* BEGIN GIVEN RECORDS *

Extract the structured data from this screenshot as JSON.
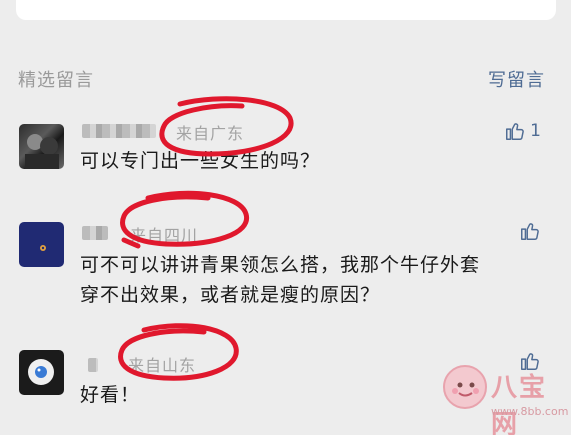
{
  "section": {
    "title": "精选留言",
    "write_comment": "写留言"
  },
  "comments": [
    {
      "origin": "来自广东",
      "text": "可以专门出一些女生的吗？",
      "likes": "1"
    },
    {
      "origin": "来自四川",
      "text_line1": "可不可以讲讲青果领怎么搭，我那个牛仔外套",
      "text_line2": "穿不出效果，或者就是瘦的原因？",
      "likes": ""
    },
    {
      "origin": "来自山东",
      "text": "好看！",
      "likes": ""
    }
  ],
  "watermark": {
    "title": "八宝网",
    "url": "www.8bb.com"
  },
  "colors": {
    "background": "#ededed",
    "link_blue": "#4f6c94",
    "annotation_red": "#e0182d"
  }
}
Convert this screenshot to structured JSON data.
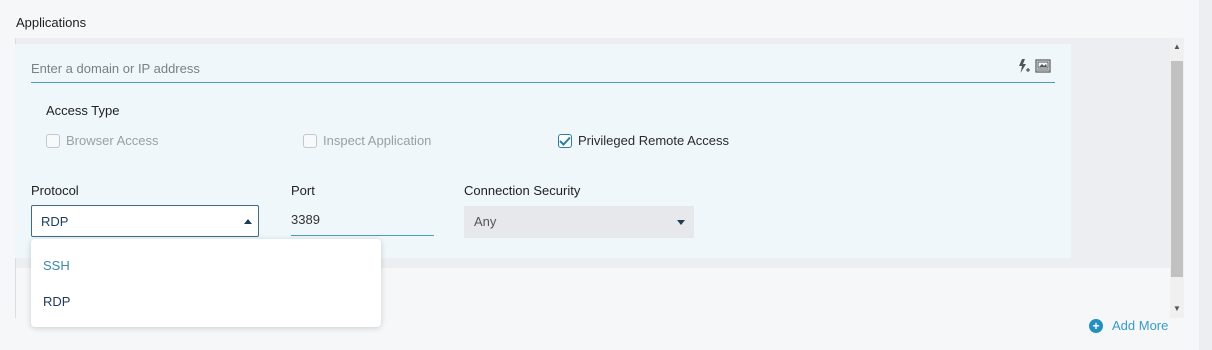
{
  "section_title": "Applications",
  "domain_input": {
    "placeholder": "Enter a domain or IP address",
    "value": ""
  },
  "field_icons": [
    "lightning-plus-icon",
    "image-icon"
  ],
  "access_type": {
    "title": "Access Type",
    "options": [
      {
        "label": "Browser Access",
        "checked": false,
        "disabled": true
      },
      {
        "label": "Inspect Application",
        "checked": false,
        "disabled": true
      },
      {
        "label": "Privileged Remote Access",
        "checked": true,
        "disabled": false
      }
    ]
  },
  "protocol": {
    "label": "Protocol",
    "value": "RDP",
    "options": [
      "SSH",
      "RDP"
    ]
  },
  "port": {
    "label": "Port",
    "value": "3389"
  },
  "connection_security": {
    "label": "Connection Security",
    "value": "Any"
  },
  "add_more": {
    "label": "Add More"
  },
  "colors": {
    "accent": "#2490c0",
    "card_bg": "#eff7fb",
    "underline": "#4c9fb3"
  }
}
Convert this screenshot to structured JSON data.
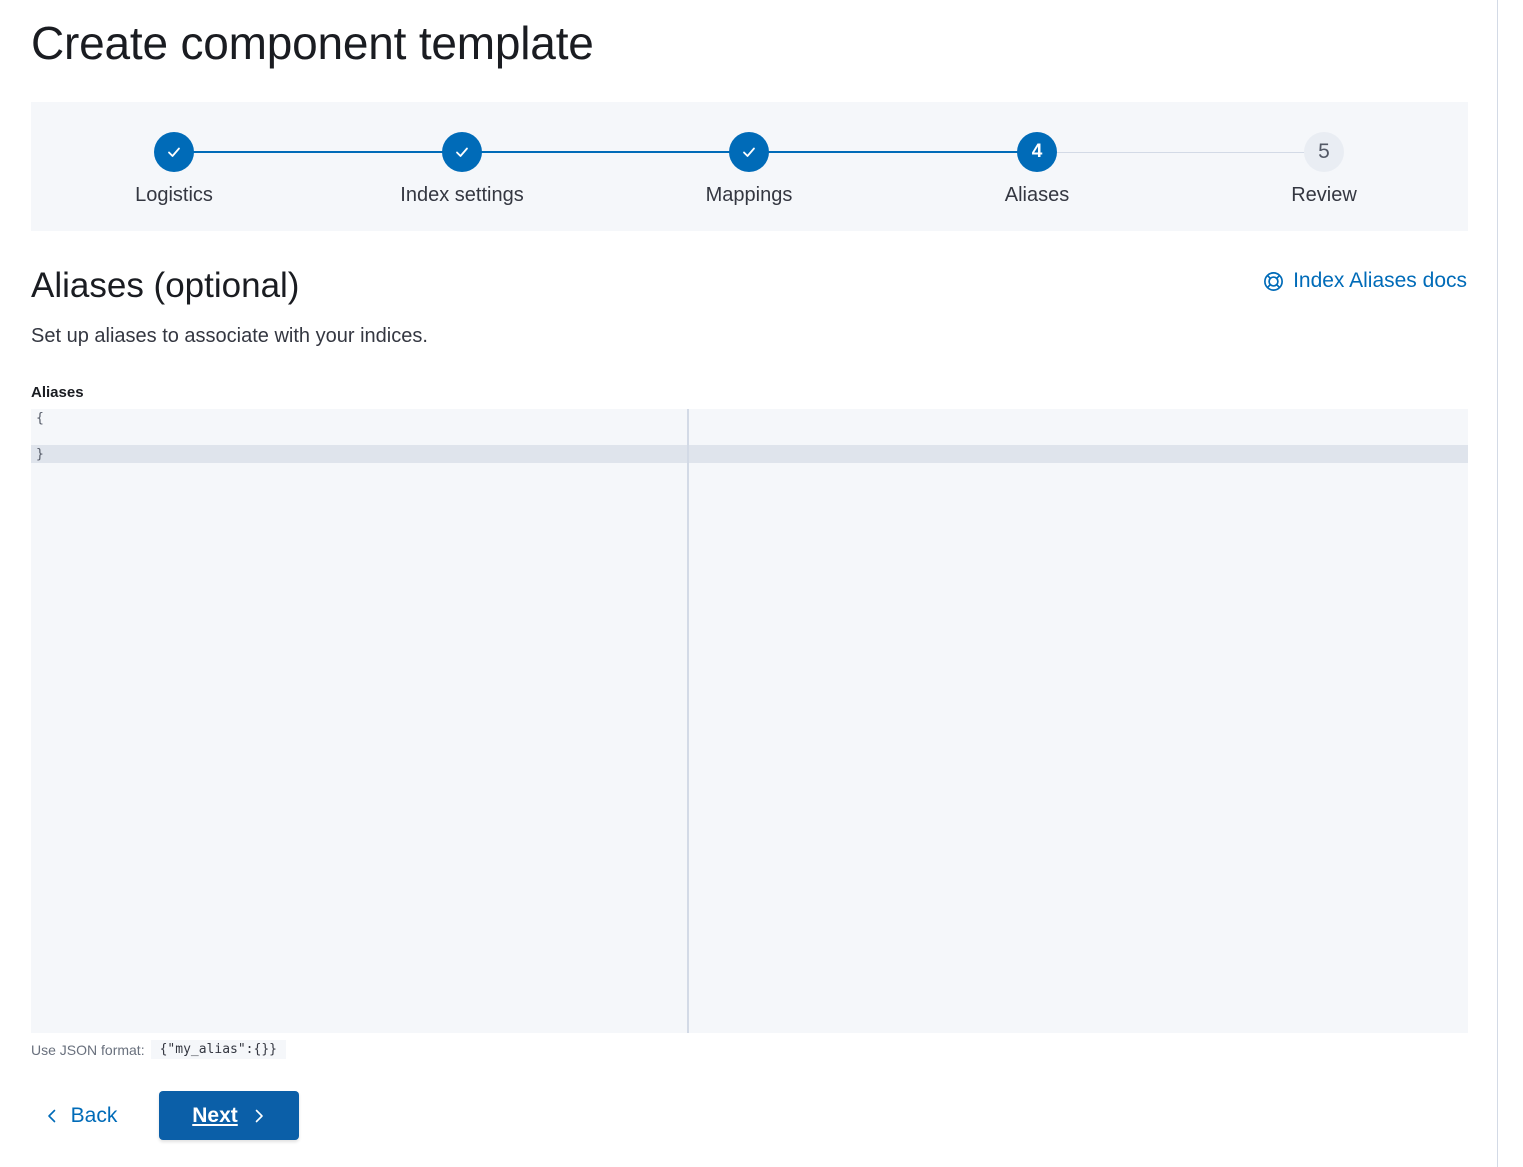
{
  "page": {
    "title": "Create component template"
  },
  "steps": [
    {
      "title": "Logistics",
      "status": "complete",
      "icon": "check-icon"
    },
    {
      "title": "Index settings",
      "status": "complete",
      "icon": "check-icon"
    },
    {
      "title": "Mappings",
      "status": "complete",
      "icon": "check-icon"
    },
    {
      "title": "Aliases",
      "status": "current",
      "number": "4"
    },
    {
      "title": "Review",
      "status": "incomplete",
      "number": "5"
    }
  ],
  "section": {
    "title": "Aliases (optional)",
    "description": "Set up aliases to associate with your indices.",
    "docs_link": {
      "label": "Index Aliases docs",
      "icon": "help-lifebuoy-icon"
    }
  },
  "editor": {
    "label": "Aliases",
    "lines": [
      "{",
      "",
      "}"
    ]
  },
  "help": {
    "prefix": "Use JSON format:",
    "example": "{\"my_alias\":{}}"
  },
  "footer": {
    "back_label": "Back",
    "next_label": "Next"
  },
  "colors": {
    "primary": "#006bb8",
    "button": "#0b5fa8",
    "panel": "#f5f7fa"
  }
}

* END GIVEN RECORDS *

**TASK PROMPT:** Above are records with pictures; repeat the records exactly and leave the pictures out.

**SOLUTION TO THE EXERCISE:**
Extract the structured data from this screenshot as JSON.
{
  "section": {
    "title": "精选留言",
    "write_comment": "写留言"
  },
  "comments": [
    {
      "origin": "来自广东",
      "text": "可以专门出一些女生的吗？",
      "likes": "1"
    },
    {
      "origin": "来自四川",
      "text_line1": "可不可以讲讲青果领怎么搭，我那个牛仔外套",
      "text_line2": "穿不出效果，或者就是瘦的原因？",
      "likes": ""
    },
    {
      "origin": "来自山东",
      "text": "好看！",
      "likes": ""
    }
  ],
  "watermark": {
    "title": "八宝网",
    "url": "www.8bb.com"
  },
  "colors": {
    "background": "#ededed",
    "link_blue": "#4f6c94",
    "annotation_red": "#e0182d"
  }
}
Convert this screenshot to structured JSON data.
{
  "section_title": "Applications",
  "domain_input": {
    "placeholder": "Enter a domain or IP address",
    "value": ""
  },
  "field_icons": [
    "lightning-plus-icon",
    "image-icon"
  ],
  "access_type": {
    "title": "Access Type",
    "options": [
      {
        "label": "Browser Access",
        "checked": false,
        "disabled": true
      },
      {
        "label": "Inspect Application",
        "checked": false,
        "disabled": true
      },
      {
        "label": "Privileged Remote Access",
        "checked": true,
        "disabled": false
      }
    ]
  },
  "protocol": {
    "label": "Protocol",
    "value": "RDP",
    "options": [
      "SSH",
      "RDP"
    ]
  },
  "port": {
    "label": "Port",
    "value": "3389"
  },
  "connection_security": {
    "label": "Connection Security",
    "value": "Any"
  },
  "add_more": {
    "label": "Add More"
  },
  "colors": {
    "accent": "#2490c0",
    "card_bg": "#eff7fb",
    "underline": "#4c9fb3"
  }
}
Convert this screenshot to structured JSON data.
{
  "page": {
    "title": "Create component template"
  },
  "steps": [
    {
      "title": "Logistics",
      "status": "complete",
      "icon": "check-icon"
    },
    {
      "title": "Index settings",
      "status": "complete",
      "icon": "check-icon"
    },
    {
      "title": "Mappings",
      "status": "complete",
      "icon": "check-icon"
    },
    {
      "title": "Aliases",
      "status": "current",
      "number": "4"
    },
    {
      "title": "Review",
      "status": "incomplete",
      "number": "5"
    }
  ],
  "section": {
    "title": "Aliases (optional)",
    "description": "Set up aliases to associate with your indices.",
    "docs_link": {
      "label": "Index Aliases docs",
      "icon": "help-lifebuoy-icon"
    }
  },
  "editor": {
    "label": "Aliases",
    "lines": [
      "{",
      "",
      "}"
    ]
  },
  "help": {
    "prefix": "Use JSON format:",
    "example": "{\"my_alias\":{}}"
  },
  "footer": {
    "back_label": "Back",
    "next_label": "Next"
  },
  "colors": {
    "primary": "#006bb8",
    "button": "#0b5fa8",
    "panel": "#f5f7fa"
  }
}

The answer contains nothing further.